Task input:
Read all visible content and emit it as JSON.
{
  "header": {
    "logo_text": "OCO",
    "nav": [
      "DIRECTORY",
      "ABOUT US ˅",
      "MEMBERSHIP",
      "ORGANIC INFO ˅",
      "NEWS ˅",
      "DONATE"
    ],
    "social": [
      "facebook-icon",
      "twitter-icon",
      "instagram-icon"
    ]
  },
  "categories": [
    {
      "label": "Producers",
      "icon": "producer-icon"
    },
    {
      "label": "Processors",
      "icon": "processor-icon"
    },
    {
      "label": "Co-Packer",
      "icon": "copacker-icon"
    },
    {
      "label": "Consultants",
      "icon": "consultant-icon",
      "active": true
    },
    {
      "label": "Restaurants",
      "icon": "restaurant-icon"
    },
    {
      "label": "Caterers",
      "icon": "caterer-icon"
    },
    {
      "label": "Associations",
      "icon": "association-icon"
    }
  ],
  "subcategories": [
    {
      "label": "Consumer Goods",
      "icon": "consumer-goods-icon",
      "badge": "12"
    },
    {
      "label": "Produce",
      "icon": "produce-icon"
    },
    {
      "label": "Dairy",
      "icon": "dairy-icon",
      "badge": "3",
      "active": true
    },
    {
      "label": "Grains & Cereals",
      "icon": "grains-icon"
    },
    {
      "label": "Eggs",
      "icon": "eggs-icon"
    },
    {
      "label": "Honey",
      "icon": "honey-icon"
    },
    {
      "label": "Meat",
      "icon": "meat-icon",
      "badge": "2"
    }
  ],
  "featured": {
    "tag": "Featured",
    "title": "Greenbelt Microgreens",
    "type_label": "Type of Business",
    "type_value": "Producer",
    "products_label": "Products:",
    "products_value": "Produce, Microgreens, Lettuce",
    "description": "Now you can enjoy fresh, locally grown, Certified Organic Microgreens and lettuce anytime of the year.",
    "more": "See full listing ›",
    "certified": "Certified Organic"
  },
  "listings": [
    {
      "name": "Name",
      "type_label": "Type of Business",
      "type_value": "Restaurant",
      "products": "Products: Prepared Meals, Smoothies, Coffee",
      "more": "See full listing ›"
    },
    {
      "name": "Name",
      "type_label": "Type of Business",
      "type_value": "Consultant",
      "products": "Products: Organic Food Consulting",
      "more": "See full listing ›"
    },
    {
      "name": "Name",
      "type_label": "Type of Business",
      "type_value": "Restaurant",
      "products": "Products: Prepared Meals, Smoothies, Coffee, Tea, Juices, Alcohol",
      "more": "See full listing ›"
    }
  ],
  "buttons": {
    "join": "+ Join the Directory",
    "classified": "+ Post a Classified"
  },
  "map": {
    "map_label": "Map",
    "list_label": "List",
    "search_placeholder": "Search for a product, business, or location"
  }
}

Stated exercise: Return every line in the listing that contains the word "Certified".

Finished answer:
    "description": "Now you can enjoy fresh, locally grown, Certified Organic Microgreens and lettuce anytime of the year.",
    "certified": "Certified Organic"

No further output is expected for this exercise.